WORK TO DO:
The complete listing should be restated exactly.

SUPPLIED RECORDS:
▶

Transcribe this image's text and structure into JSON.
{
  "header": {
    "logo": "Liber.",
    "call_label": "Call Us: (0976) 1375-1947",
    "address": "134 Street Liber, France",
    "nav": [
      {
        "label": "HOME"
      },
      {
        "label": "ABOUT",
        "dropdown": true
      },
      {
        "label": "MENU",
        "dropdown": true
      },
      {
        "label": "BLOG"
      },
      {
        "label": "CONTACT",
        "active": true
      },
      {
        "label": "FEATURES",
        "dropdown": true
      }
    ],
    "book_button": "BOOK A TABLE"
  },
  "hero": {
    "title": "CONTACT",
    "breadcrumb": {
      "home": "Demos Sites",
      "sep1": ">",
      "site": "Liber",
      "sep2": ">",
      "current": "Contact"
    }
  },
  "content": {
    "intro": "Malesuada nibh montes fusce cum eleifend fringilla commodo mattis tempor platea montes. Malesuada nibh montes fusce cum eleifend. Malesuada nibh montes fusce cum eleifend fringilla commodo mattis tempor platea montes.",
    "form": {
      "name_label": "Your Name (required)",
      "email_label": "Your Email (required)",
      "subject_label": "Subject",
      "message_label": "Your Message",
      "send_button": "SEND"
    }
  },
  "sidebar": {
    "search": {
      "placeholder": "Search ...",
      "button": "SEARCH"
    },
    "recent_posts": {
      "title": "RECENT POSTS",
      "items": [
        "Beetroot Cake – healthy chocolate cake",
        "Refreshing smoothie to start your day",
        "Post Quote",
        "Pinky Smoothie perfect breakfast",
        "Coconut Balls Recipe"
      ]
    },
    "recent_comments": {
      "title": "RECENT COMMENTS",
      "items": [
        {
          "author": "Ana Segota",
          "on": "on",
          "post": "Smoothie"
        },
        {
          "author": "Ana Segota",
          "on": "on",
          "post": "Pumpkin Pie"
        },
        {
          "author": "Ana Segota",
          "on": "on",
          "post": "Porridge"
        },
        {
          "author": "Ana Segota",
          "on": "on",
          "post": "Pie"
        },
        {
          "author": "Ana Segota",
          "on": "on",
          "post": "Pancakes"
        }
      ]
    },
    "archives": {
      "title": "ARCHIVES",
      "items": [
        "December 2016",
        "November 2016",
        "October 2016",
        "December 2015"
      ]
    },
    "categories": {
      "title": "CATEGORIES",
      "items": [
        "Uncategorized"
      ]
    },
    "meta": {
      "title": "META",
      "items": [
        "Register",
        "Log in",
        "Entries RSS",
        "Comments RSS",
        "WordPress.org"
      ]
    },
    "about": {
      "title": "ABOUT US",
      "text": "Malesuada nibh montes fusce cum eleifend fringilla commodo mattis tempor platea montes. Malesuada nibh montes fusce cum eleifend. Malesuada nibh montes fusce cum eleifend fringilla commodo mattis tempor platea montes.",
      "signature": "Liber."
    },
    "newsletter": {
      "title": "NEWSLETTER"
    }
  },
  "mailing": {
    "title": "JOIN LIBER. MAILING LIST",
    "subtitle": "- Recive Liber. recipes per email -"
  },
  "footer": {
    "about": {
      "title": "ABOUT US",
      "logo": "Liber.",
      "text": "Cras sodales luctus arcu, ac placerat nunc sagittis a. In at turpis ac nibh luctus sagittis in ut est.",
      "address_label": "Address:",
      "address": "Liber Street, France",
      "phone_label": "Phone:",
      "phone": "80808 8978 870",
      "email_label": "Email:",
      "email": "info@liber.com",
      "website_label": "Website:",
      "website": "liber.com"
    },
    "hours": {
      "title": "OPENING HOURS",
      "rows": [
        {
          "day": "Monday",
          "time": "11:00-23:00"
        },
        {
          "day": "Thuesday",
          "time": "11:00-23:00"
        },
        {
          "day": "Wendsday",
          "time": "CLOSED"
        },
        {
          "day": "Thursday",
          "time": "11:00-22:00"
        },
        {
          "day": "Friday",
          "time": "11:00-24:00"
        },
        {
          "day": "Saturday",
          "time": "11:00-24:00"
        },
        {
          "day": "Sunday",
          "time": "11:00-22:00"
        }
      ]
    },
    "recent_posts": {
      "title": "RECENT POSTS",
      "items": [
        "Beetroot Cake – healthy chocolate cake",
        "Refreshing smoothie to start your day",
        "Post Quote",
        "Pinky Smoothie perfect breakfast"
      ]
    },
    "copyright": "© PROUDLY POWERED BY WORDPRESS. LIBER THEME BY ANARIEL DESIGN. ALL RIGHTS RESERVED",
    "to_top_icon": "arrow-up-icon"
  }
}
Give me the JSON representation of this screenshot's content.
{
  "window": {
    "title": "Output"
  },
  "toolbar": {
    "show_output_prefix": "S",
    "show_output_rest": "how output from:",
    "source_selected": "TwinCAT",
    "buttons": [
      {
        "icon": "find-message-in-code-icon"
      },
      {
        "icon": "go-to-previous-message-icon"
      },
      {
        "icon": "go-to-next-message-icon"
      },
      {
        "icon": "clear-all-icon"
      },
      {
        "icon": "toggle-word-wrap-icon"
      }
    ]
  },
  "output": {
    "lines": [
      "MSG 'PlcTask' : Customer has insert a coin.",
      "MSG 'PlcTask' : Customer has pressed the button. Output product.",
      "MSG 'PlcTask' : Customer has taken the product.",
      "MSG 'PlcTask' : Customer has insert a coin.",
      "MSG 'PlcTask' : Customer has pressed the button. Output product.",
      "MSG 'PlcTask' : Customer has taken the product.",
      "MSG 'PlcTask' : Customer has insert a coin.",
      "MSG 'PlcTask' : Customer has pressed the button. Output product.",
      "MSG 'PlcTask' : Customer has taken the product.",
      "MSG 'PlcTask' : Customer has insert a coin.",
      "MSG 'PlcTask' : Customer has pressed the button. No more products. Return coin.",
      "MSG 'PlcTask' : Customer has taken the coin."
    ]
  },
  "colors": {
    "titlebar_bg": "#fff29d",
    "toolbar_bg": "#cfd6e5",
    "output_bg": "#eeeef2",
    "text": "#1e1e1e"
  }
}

◀

ANSWER TO THE EXERCISE:
Transcribe this image's text and structure into JSON.
{
  "header": {
    "logo": "Liber.",
    "call_label": "Call Us: (0976) 1375-1947",
    "address": "134 Street Liber, France",
    "nav": [
      {
        "label": "HOME"
      },
      {
        "label": "ABOUT",
        "dropdown": true
      },
      {
        "label": "MENU",
        "dropdown": true
      },
      {
        "label": "BLOG"
      },
      {
        "label": "CONTACT",
        "active": true
      },
      {
        "label": "FEATURES",
        "dropdown": true
      }
    ],
    "book_button": "BOOK A TABLE"
  },
  "hero": {
    "title": "CONTACT",
    "breadcrumb": {
      "home": "Demos Sites",
      "sep1": ">",
      "site": "Liber",
      "sep2": ">",
      "current": "Contact"
    }
  },
  "content": {
    "intro": "Malesuada nibh montes fusce cum eleifend fringilla commodo mattis tempor platea montes. Malesuada nibh montes fusce cum eleifend. Malesuada nibh montes fusce cum eleifend fringilla commodo mattis tempor platea montes.",
    "form": {
      "name_label": "Your Name (required)",
      "email_label": "Your Email (required)",
      "subject_label": "Subject",
      "message_label": "Your Message",
      "send_button": "SEND"
    }
  },
  "sidebar": {
    "search": {
      "placeholder": "Search ...",
      "button": "SEARCH"
    },
    "recent_posts": {
      "title": "RECENT POSTS",
      "items": [
        "Beetroot Cake – healthy chocolate cake",
        "Refreshing smoothie to start your day",
        "Post Quote",
        "Pinky Smoothie perfect breakfast",
        "Coconut Balls Recipe"
      ]
    },
    "recent_comments": {
      "title": "RECENT COMMENTS",
      "items": [
        {
          "author": "Ana Segota",
          "on": "on",
          "post": "Smoothie"
        },
        {
          "author": "Ana Segota",
          "on": "on",
          "post": "Pumpkin Pie"
        },
        {
          "author": "Ana Segota",
          "on": "on",
          "post": "Porridge"
        },
        {
          "author": "Ana Segota",
          "on": "on",
          "post": "Pie"
        },
        {
          "author": "Ana Segota",
          "on": "on",
          "post": "Pancakes"
        }
      ]
    },
    "archives": {
      "title": "ARCHIVES",
      "items": [
        "December 2016",
        "November 2016",
        "October 2016",
        "December 2015"
      ]
    },
    "categories": {
      "title": "CATEGORIES",
      "items": [
        "Uncategorized"
      ]
    },
    "meta": {
      "title": "META",
      "items": [
        "Register",
        "Log in",
        "Entries RSS",
        "Comments RSS",
        "WordPress.org"
      ]
    },
    "about": {
      "title": "ABOUT US",
      "text": "Malesuada nibh montes fusce cum eleifend fringilla commodo mattis tempor platea montes. Malesuada nibh montes fusce cum eleifend. Malesuada nibh montes fusce cum eleifend fringilla commodo mattis tempor platea montes.",
      "signature": "Liber."
    },
    "newsletter": {
      "title": "NEWSLETTER"
    }
  },
  "mailing": {
    "title": "JOIN LIBER. MAILING LIST",
    "subtitle": "- Recive Liber. recipes per email -"
  },
  "footer": {
    "about": {
      "title": "ABOUT US",
      "logo": "Liber.",
      "text": "Cras sodales luctus arcu, ac placerat nunc sagittis a. In at turpis ac nibh luctus sagittis in ut est.",
      "address_label": "Address:",
      "address": "Liber Street, France",
      "phone_label": "Phone:",
      "phone": "80808 8978 870",
      "email_label": "Email:",
      "email": "info@liber.com",
      "website_label": "Website:",
      "website": "liber.com"
    },
    "hours": {
      "title": "OPENING HOURS",
      "rows": [
        {
          "day": "Monday",
          "time": "11:00-23:00"
        },
        {
          "day": "Thuesday",
          "time": "11:00-23:00"
        },
        {
          "day": "Wendsday",
          "time": "CLOSED"
        },
        {
          "day": "Thursday",
          "time": "11:00-22:00"
        },
        {
          "day": "Friday",
          "time": "11:00-24:00"
        },
        {
          "day": "Saturday",
          "time": "11:00-24:00"
        },
        {
          "day": "Sunday",
          "time": "11:00-22:00"
        }
      ]
    },
    "recent_posts": {
      "title": "RECENT POSTS",
      "items": [
        "Beetroot Cake – healthy chocolate cake",
        "Refreshing smoothie to start your day",
        "Post Quote",
        "Pinky Smoothie perfect breakfast"
      ]
    },
    "copyright": "© PROUDLY POWERED BY WORDPRESS. LIBER THEME BY ANARIEL DESIGN. ALL RIGHTS RESERVED",
    "to_top_icon": "arrow-up-icon"
  }
}
Give me the JSON representation of this screenshot's content.
{
  "window": {
    "title": "Output"
  },
  "toolbar": {
    "show_output_prefix": "S",
    "show_output_rest": "how output from:",
    "source_selected": "TwinCAT",
    "buttons": [
      {
        "icon": "find-message-in-code-icon"
      },
      {
        "icon": "go-to-previous-message-icon"
      },
      {
        "icon": "go-to-next-message-icon"
      },
      {
        "icon": "clear-all-icon"
      },
      {
        "icon": "toggle-word-wrap-icon"
      }
    ]
  },
  "output": {
    "lines": [
      "MSG 'PlcTask' : Customer has insert a coin.",
      "MSG 'PlcTask' : Customer has pressed the button. Output product.",
      "MSG 'PlcTask' : Customer has taken the product.",
      "MSG 'PlcTask' : Customer has insert a coin.",
      "MSG 'PlcTask' : Customer has pressed the button. Output product.",
      "MSG 'PlcTask' : Customer has taken the product.",
      "MSG 'PlcTask' : Customer has insert a coin.",
      "MSG 'PlcTask' : Customer has pressed the button. Output product.",
      "MSG 'PlcTask' : Customer has taken the product.",
      "MSG 'PlcTask' : Customer has insert a coin.",
      "MSG 'PlcTask' : Customer has pressed the button. No more products. Return coin.",
      "MSG 'PlcTask' : Customer has taken the coin."
    ]
  },
  "colors": {
    "titlebar_bg": "#fff29d",
    "toolbar_bg": "#cfd6e5",
    "output_bg": "#eeeef2",
    "text": "#1e1e1e"
  }
}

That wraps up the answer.